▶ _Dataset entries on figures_
┄┄┄┄┄┄┄┄┄┄┄┄┄┄┄┄┄┄┄┄
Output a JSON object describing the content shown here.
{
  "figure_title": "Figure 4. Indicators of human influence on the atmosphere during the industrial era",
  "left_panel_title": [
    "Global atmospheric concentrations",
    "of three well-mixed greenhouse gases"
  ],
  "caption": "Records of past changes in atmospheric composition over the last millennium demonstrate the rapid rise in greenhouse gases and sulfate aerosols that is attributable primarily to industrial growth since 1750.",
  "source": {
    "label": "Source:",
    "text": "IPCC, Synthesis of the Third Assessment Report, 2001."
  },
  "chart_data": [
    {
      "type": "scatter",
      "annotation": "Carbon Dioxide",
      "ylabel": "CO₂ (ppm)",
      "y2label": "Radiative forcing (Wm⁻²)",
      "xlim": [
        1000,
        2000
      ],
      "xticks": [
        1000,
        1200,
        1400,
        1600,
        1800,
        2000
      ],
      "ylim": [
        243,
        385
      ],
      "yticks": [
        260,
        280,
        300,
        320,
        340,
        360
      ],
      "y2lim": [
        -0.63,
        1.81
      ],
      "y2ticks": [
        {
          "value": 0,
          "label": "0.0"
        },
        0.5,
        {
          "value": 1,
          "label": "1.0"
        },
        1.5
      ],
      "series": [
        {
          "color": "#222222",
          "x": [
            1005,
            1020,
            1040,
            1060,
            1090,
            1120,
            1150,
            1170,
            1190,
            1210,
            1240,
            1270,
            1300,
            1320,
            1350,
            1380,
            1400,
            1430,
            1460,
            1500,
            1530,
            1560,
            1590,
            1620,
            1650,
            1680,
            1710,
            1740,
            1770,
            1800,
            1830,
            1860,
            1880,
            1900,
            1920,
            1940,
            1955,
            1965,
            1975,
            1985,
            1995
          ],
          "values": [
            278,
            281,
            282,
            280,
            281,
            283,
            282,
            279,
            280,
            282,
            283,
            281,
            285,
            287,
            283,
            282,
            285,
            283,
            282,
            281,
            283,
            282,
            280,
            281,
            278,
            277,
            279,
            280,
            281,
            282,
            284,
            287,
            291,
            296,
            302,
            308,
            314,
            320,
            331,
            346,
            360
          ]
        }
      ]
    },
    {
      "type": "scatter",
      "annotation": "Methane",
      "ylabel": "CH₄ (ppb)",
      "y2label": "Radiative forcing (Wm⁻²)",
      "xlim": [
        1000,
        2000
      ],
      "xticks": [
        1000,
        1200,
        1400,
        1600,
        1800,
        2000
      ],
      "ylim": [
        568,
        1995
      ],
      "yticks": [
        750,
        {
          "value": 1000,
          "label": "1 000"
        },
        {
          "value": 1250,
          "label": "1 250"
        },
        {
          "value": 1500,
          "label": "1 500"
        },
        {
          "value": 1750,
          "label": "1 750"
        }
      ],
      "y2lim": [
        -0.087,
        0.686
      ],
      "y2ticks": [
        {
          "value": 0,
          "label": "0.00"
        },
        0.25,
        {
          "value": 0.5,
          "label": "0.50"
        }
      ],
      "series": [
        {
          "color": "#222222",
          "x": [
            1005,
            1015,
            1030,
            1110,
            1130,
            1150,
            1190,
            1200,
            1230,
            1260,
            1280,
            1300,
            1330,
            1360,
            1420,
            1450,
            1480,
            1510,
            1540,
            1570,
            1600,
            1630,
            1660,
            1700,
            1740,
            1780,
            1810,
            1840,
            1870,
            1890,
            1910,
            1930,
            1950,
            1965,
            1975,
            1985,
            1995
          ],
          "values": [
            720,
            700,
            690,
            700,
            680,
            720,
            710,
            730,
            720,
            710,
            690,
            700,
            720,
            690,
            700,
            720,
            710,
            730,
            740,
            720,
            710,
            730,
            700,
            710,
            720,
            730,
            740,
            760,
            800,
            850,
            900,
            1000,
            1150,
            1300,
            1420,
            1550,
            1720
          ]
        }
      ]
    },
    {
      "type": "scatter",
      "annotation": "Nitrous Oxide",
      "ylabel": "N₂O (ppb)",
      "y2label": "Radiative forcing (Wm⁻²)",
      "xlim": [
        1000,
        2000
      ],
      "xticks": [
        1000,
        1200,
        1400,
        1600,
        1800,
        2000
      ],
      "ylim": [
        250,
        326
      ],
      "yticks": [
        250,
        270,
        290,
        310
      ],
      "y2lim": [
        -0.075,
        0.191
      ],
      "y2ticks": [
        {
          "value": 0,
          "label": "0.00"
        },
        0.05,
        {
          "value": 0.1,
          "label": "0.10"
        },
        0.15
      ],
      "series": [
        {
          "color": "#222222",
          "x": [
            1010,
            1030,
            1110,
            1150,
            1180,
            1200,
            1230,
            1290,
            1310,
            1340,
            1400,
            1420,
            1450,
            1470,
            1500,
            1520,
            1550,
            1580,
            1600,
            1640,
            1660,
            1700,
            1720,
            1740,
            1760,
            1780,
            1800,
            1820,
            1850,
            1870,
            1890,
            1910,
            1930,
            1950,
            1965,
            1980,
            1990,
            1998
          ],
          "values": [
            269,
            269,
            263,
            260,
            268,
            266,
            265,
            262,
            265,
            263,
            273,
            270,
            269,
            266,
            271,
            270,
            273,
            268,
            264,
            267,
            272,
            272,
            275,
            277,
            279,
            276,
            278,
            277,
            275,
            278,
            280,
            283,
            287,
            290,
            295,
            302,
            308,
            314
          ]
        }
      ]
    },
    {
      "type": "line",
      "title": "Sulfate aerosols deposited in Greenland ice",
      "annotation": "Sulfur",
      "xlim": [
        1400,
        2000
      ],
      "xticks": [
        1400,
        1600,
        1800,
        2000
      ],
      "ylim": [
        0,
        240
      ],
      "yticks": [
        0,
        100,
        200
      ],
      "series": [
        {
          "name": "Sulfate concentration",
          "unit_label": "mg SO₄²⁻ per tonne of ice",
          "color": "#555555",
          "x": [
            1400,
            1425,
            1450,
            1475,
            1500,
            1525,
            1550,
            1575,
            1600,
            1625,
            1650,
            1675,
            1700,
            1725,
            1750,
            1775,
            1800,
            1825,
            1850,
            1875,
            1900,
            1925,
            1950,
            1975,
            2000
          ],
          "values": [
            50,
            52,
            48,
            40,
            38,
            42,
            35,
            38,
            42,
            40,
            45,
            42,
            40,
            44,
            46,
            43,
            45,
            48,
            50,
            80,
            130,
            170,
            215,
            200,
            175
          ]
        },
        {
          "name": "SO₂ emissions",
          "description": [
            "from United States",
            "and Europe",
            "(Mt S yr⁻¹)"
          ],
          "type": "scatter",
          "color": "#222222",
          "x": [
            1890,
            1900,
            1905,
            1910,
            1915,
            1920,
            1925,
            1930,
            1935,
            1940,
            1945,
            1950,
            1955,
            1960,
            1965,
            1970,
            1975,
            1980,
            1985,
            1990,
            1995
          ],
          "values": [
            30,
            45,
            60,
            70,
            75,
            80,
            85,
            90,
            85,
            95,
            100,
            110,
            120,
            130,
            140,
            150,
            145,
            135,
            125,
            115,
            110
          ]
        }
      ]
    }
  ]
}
┄┄┄┄┄┄┄┄┄┄┄┄┄┄┄┄┄┄┄┄
▶ _Required task_
Copy, from the material, each line that holds the string "gases".

▶ _Final result_
    "of three well-mixed greenhouse gases"
  "caption": "Records of past changes in atmospheric composition over the last millennium demonstrate the rapid rise in greenhouse gases and sulfate aerosols that is attributable primarily to industrial growth since 1750.",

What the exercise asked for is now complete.